--- start STORED DATA ---
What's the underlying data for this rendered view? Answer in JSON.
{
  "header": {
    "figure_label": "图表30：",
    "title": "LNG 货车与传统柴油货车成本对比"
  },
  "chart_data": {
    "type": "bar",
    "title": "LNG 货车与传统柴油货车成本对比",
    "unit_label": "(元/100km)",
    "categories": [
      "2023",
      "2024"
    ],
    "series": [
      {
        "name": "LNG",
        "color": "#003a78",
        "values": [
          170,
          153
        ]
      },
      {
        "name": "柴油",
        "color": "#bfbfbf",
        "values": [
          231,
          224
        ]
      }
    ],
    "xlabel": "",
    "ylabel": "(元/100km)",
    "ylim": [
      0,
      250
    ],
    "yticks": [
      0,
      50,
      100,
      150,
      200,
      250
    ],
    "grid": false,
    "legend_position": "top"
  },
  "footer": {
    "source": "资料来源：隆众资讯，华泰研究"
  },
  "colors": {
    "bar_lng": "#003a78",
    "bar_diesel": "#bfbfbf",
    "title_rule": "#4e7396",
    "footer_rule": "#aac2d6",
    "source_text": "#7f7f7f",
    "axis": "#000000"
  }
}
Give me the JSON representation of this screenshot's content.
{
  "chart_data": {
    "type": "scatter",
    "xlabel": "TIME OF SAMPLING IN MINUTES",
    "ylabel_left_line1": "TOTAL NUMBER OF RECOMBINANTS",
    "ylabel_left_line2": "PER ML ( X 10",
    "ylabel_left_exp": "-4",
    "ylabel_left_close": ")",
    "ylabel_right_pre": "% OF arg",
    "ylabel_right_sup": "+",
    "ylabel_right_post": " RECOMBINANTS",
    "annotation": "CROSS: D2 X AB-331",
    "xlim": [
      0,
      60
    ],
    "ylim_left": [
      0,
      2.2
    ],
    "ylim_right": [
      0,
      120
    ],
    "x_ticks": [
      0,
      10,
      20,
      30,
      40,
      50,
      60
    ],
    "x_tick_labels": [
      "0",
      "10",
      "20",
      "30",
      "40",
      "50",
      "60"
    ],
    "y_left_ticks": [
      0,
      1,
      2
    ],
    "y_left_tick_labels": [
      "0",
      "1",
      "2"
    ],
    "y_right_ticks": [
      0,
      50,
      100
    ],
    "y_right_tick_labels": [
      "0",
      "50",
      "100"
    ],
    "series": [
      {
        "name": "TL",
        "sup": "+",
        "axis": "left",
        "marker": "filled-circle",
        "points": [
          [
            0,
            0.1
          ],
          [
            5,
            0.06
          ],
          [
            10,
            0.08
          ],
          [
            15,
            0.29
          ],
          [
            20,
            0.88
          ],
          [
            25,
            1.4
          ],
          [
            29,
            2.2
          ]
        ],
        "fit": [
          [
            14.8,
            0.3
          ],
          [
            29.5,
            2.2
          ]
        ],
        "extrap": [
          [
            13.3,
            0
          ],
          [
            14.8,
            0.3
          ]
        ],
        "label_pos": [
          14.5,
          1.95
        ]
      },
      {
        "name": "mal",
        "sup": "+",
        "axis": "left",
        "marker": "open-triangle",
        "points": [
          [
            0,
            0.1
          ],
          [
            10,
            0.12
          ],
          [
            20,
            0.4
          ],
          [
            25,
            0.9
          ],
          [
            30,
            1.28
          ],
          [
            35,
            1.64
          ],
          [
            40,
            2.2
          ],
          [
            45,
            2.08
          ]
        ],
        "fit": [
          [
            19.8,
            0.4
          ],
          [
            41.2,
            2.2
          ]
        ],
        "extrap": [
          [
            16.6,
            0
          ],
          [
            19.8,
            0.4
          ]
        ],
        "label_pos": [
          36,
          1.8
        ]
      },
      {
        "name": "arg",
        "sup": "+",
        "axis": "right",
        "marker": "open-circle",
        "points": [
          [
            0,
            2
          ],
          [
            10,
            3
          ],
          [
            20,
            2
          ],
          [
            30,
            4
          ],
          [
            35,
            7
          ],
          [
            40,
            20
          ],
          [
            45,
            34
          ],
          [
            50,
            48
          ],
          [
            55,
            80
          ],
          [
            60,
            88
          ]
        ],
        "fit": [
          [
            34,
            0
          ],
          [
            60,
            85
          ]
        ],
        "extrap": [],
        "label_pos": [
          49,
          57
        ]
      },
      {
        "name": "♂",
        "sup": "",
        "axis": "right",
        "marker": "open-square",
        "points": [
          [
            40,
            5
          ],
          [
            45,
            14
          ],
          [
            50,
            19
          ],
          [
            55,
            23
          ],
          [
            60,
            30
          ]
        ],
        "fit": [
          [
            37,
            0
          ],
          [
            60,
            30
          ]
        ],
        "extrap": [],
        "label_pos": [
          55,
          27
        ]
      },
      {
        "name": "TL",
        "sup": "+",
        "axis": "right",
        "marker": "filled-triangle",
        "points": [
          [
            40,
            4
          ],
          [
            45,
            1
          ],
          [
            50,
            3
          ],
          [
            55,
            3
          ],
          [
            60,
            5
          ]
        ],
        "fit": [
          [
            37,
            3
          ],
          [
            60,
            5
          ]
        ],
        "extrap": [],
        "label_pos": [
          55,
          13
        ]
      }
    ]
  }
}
--- end STORED DATA ---
--- start STORED DATA ---
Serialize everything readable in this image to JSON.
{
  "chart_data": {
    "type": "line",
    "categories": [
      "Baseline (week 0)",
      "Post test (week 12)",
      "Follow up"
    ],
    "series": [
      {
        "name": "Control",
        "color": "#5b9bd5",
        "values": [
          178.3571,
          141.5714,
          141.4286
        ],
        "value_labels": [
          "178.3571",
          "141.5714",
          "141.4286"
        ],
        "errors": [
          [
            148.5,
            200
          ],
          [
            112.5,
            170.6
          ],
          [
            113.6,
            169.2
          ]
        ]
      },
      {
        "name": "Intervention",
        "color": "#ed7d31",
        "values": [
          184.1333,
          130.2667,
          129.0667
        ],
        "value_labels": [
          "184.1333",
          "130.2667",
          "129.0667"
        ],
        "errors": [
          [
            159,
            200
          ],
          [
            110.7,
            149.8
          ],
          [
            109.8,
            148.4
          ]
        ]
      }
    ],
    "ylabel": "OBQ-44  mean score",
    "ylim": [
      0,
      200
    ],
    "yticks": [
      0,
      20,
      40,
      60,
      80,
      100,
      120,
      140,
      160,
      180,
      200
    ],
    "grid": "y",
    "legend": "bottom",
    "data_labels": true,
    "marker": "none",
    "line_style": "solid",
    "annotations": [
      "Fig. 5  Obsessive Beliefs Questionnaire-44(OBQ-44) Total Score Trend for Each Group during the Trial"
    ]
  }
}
--- end STORED DATA ---
* [BRIEF]
In the entries above, identify each line that includes the string "name", then copy it.

* [EXERCISE RESPONSE]
        "name": "LNG",
        "name": "柴油",
        "name": "TL",
        "name": "mal",
        "name": "arg",
        "name": "♂",
        "name": "TL",
        "name": "Control",
        "name": "Intervention",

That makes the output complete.